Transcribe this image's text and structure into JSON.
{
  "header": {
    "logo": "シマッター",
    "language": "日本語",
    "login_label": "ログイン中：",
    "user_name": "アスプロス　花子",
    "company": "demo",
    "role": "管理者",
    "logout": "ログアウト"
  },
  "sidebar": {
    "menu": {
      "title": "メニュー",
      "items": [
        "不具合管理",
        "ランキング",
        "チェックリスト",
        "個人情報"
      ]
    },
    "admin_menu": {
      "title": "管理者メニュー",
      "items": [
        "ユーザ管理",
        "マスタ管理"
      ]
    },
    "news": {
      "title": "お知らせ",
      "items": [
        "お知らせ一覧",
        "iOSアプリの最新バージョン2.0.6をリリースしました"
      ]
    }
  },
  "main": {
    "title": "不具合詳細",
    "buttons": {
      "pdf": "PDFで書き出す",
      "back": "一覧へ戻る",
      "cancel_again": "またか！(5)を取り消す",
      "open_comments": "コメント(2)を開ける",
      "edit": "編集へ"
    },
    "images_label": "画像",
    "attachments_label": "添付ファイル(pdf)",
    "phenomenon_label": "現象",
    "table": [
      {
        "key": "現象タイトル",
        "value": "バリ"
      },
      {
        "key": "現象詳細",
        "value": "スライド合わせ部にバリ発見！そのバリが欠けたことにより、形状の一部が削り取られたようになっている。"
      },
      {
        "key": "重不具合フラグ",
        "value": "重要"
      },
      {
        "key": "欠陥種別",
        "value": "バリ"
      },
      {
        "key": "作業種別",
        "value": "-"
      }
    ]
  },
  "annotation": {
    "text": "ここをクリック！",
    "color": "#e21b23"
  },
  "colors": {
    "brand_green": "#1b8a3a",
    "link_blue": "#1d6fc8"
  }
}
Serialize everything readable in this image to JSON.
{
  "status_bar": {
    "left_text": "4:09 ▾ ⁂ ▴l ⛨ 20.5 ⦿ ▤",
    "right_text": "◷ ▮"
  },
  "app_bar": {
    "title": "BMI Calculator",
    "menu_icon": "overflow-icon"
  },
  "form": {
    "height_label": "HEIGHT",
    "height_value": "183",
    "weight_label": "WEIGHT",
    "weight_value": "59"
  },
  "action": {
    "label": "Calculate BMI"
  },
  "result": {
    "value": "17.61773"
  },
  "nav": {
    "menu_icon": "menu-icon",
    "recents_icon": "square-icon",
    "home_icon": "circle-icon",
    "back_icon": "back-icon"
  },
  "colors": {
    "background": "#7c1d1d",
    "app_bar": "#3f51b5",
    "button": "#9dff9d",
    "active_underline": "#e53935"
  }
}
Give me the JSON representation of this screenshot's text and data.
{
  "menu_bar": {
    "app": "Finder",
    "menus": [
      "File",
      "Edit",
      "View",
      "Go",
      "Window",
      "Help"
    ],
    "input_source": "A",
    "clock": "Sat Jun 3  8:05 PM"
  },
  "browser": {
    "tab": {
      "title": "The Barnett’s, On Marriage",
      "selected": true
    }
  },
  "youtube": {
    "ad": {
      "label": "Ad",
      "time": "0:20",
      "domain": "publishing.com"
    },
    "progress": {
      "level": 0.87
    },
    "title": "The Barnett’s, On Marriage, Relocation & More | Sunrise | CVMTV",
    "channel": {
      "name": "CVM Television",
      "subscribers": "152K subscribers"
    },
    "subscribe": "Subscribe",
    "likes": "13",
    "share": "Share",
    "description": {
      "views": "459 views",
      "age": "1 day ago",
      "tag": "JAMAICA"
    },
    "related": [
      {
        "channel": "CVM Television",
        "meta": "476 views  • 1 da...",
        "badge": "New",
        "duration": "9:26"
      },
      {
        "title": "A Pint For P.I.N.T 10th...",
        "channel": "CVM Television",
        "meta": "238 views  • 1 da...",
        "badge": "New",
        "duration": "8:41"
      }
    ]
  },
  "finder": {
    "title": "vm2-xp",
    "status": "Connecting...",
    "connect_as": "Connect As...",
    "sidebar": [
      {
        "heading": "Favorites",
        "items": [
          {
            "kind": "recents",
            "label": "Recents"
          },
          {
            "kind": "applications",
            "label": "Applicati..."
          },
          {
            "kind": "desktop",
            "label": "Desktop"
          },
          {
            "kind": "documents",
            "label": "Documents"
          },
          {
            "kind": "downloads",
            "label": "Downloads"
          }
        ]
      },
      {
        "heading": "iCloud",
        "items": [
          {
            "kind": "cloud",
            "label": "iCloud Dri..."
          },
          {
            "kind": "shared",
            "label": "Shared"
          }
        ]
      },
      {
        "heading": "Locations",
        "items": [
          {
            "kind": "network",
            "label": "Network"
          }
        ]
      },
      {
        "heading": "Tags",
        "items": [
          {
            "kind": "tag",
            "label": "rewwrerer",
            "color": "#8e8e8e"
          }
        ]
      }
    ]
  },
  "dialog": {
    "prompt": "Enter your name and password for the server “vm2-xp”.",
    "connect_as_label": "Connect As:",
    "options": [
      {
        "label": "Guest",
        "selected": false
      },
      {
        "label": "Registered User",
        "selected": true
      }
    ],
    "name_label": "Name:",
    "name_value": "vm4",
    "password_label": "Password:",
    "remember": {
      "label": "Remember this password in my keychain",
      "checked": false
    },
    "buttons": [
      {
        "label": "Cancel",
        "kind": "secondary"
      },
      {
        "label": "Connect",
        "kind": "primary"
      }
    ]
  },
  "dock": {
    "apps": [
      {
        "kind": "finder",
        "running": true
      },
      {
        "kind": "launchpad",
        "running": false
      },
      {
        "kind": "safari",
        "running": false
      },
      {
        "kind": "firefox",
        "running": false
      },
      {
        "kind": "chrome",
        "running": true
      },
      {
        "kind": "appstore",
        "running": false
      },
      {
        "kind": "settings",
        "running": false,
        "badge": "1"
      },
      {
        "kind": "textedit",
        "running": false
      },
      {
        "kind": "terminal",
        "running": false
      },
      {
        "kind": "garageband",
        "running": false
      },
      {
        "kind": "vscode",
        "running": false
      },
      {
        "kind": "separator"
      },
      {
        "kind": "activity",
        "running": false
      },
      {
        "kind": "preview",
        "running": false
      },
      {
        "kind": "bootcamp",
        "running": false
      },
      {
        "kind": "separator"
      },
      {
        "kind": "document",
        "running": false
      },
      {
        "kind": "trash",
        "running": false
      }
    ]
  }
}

□ □ □ □

Task details
For the material, find the number of lines holding the word "heading" and give that figure and nothing more.

Task response
4